Job |
Exclude the pictures and return every line exactly as written.

Extracted data |
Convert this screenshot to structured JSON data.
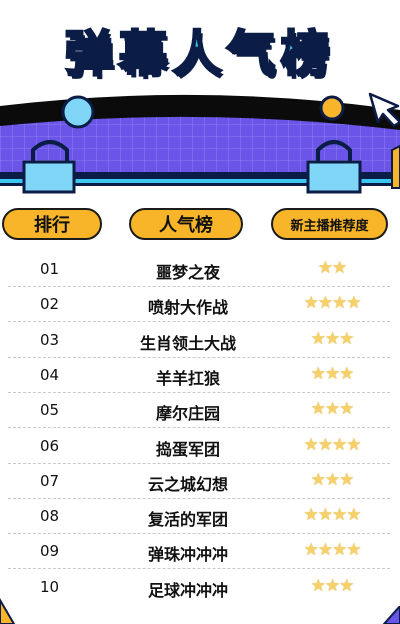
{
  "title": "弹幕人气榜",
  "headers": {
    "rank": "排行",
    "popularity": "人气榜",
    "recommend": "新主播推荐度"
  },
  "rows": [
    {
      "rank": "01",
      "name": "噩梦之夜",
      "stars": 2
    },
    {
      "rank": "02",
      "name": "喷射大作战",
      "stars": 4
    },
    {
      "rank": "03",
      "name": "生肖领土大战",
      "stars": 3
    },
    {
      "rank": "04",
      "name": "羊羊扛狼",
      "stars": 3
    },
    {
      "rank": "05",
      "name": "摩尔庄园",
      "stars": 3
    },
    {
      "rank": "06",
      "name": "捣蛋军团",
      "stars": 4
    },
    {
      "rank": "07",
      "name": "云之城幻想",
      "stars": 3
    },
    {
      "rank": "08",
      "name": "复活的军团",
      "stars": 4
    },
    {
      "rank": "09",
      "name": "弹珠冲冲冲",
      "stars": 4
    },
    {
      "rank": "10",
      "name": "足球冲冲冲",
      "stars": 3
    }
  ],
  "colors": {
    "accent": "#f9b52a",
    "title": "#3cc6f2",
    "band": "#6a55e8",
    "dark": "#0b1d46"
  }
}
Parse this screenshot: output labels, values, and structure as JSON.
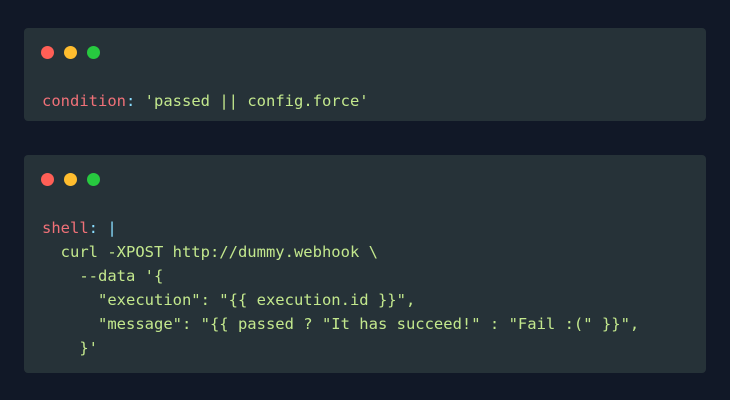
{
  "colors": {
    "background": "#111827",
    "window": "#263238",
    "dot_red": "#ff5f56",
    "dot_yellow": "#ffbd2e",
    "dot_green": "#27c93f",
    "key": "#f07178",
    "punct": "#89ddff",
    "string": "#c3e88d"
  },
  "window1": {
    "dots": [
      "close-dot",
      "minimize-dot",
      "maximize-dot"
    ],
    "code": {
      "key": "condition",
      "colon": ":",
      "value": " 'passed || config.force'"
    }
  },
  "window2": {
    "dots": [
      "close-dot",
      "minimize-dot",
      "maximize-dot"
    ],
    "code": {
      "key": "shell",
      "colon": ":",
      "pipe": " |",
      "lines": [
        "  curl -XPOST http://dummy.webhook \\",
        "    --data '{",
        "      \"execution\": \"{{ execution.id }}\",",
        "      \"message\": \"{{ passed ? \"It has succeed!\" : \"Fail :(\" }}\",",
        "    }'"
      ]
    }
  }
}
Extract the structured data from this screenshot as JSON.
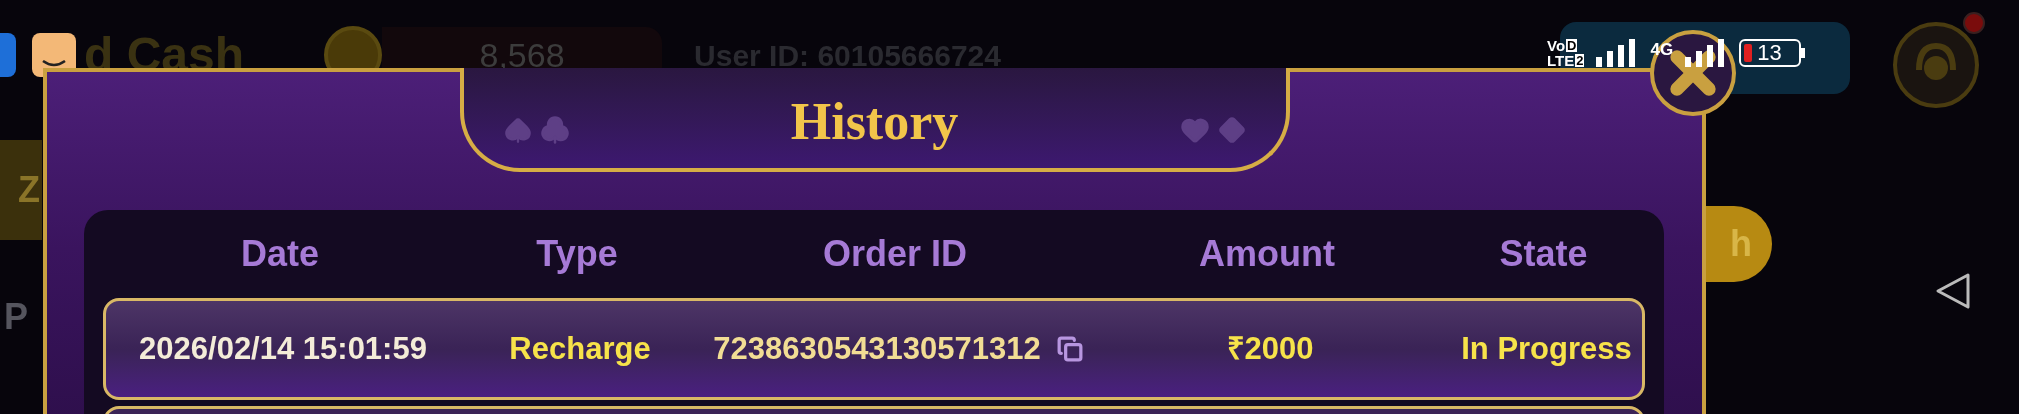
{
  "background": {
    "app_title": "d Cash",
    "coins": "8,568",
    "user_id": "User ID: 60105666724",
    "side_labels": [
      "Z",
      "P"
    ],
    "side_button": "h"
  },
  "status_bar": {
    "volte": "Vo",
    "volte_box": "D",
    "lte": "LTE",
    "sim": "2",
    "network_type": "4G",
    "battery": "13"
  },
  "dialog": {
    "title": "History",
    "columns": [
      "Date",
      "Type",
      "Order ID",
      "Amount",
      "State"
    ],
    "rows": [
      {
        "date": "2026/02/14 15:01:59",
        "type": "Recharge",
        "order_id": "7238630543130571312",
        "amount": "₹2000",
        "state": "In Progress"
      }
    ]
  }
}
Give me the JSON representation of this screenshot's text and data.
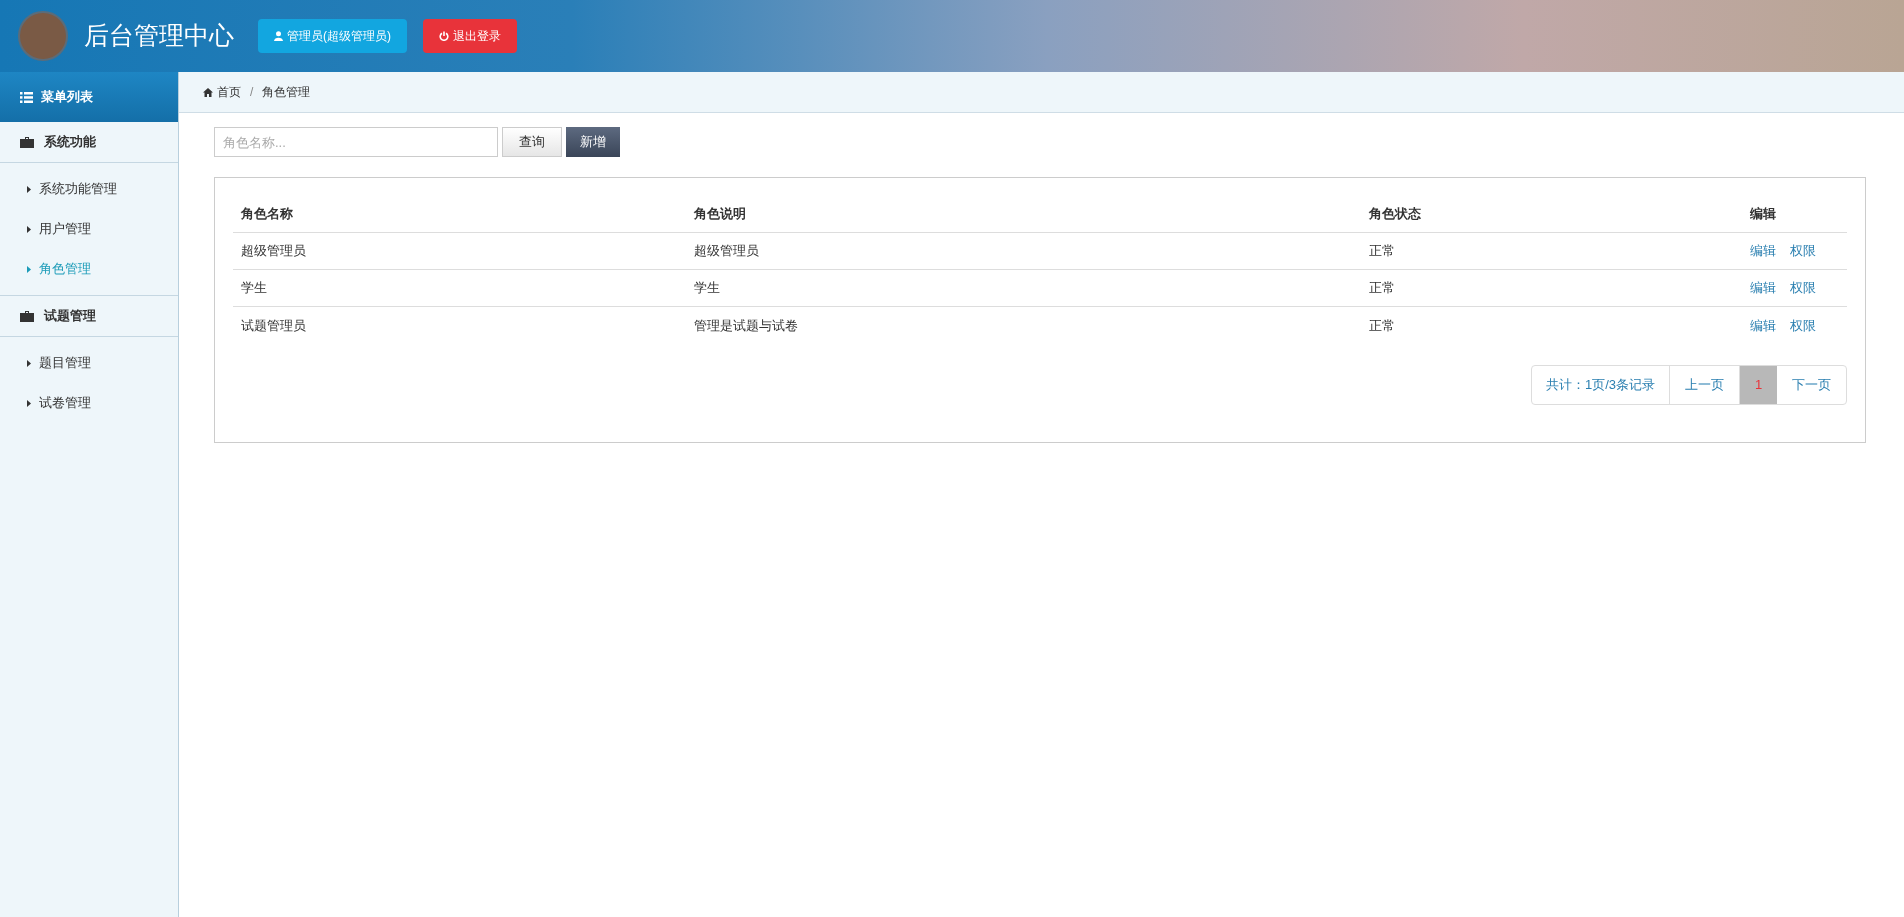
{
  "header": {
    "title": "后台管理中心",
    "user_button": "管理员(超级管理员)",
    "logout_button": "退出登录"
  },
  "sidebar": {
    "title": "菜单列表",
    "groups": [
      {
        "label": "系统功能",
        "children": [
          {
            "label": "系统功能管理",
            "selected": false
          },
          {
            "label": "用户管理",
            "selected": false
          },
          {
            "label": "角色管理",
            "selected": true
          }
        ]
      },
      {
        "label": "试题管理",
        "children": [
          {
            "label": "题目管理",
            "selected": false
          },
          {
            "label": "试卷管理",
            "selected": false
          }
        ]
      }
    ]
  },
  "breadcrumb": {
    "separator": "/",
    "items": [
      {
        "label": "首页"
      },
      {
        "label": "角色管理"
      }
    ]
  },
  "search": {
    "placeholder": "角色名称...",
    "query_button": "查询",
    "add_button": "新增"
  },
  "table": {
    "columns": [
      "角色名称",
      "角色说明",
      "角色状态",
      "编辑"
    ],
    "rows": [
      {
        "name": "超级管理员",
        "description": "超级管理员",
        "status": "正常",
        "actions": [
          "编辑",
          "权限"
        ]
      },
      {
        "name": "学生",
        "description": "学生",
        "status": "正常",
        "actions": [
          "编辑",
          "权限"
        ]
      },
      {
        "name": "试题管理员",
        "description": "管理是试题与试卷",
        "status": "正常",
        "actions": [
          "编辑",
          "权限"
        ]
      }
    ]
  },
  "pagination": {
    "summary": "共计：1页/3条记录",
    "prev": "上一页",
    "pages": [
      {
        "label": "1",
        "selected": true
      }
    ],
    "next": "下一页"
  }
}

Correct result |
Convert this screenshot to structured JSON data.
{
  "title": "弹幕人气榜",
  "headers": {
    "rank": "排行",
    "popularity": "人气榜",
    "recommend": "新主播推荐度"
  },
  "rows": [
    {
      "rank": "01",
      "name": "噩梦之夜",
      "stars": 2
    },
    {
      "rank": "02",
      "name": "喷射大作战",
      "stars": 4
    },
    {
      "rank": "03",
      "name": "生肖领土大战",
      "stars": 3
    },
    {
      "rank": "04",
      "name": "羊羊扛狼",
      "stars": 3
    },
    {
      "rank": "05",
      "name": "摩尔庄园",
      "stars": 3
    },
    {
      "rank": "06",
      "name": "捣蛋军团",
      "stars": 4
    },
    {
      "rank": "07",
      "name": "云之城幻想",
      "stars": 3
    },
    {
      "rank": "08",
      "name": "复活的军团",
      "stars": 4
    },
    {
      "rank": "09",
      "name": "弹珠冲冲冲",
      "stars": 4
    },
    {
      "rank": "10",
      "name": "足球冲冲冲",
      "stars": 3
    }
  ],
  "colors": {
    "accent": "#f9b52a",
    "title": "#3cc6f2",
    "band": "#6a55e8",
    "dark": "#0b1d46"
  }
}
Parse this screenshot: output labels, values, and structure as JSON.
{
  "colors": {
    "background": "#111827",
    "window": "#263238",
    "dot_red": "#ff5f56",
    "dot_yellow": "#ffbd2e",
    "dot_green": "#27c93f",
    "key": "#f07178",
    "punct": "#89ddff",
    "string": "#c3e88d"
  },
  "window1": {
    "dots": [
      "close-dot",
      "minimize-dot",
      "maximize-dot"
    ],
    "code": {
      "key": "condition",
      "colon": ":",
      "value": " 'passed || config.force'"
    }
  },
  "window2": {
    "dots": [
      "close-dot",
      "minimize-dot",
      "maximize-dot"
    ],
    "code": {
      "key": "shell",
      "colon": ":",
      "pipe": " |",
      "lines": [
        "  curl -XPOST http://dummy.webhook \\",
        "    --data '{",
        "      \"execution\": \"{{ execution.id }}\",",
        "      \"message\": \"{{ passed ? \"It has succeed!\" : \"Fail :(\" }}\",",
        "    }'"
      ]
    }
  }
}
Extract the structured data from this screenshot as JSON.
{
  "background": {
    "app_title": "d Cash",
    "coins": "8,568",
    "user_id": "User ID: 60105666724",
    "side_labels": [
      "Z",
      "P"
    ],
    "side_button": "h"
  },
  "status_bar": {
    "volte": "Vo",
    "volte_box": "D",
    "lte": "LTE",
    "sim": "2",
    "network_type": "4G",
    "battery": "13"
  },
  "dialog": {
    "title": "History",
    "columns": [
      "Date",
      "Type",
      "Order ID",
      "Amount",
      "State"
    ],
    "rows": [
      {
        "date": "2026/02/14 15:01:59",
        "type": "Recharge",
        "order_id": "7238630543130571312",
        "amount": "₹2000",
        "state": "In Progress"
      }
    ]
  }
}
Give me the JSON representation of this screenshot's text and data.
{
  "header": {
    "title": "后台管理中心",
    "user_button": "管理员(超级管理员)",
    "logout_button": "退出登录"
  },
  "sidebar": {
    "title": "菜单列表",
    "groups": [
      {
        "label": "系统功能",
        "children": [
          {
            "label": "系统功能管理",
            "selected": false
          },
          {
            "label": "用户管理",
            "selected": false
          },
          {
            "label": "角色管理",
            "selected": true
          }
        ]
      },
      {
        "label": "试题管理",
        "children": [
          {
            "label": "题目管理",
            "selected": false
          },
          {
            "label": "试卷管理",
            "selected": false
          }
        ]
      }
    ]
  },
  "breadcrumb": {
    "separator": "/",
    "items": [
      {
        "label": "首页"
      },
      {
        "label": "角色管理"
      }
    ]
  },
  "search": {
    "placeholder": "角色名称...",
    "query_button": "查询",
    "add_button": "新增"
  },
  "table": {
    "columns": [
      "角色名称",
      "角色说明",
      "角色状态",
      "编辑"
    ],
    "rows": [
      {
        "name": "超级管理员",
        "description": "超级管理员",
        "status": "正常",
        "actions": [
          "编辑",
          "权限"
        ]
      },
      {
        "name": "学生",
        "description": "学生",
        "status": "正常",
        "actions": [
          "编辑",
          "权限"
        ]
      },
      {
        "name": "试题管理员",
        "description": "管理是试题与试卷",
        "status": "正常",
        "actions": [
          "编辑",
          "权限"
        ]
      }
    ]
  },
  "pagination": {
    "summary": "共计：1页/3条记录",
    "prev": "上一页",
    "pages": [
      {
        "label": "1",
        "selected": true
      }
    ],
    "next": "下一页"
  }
}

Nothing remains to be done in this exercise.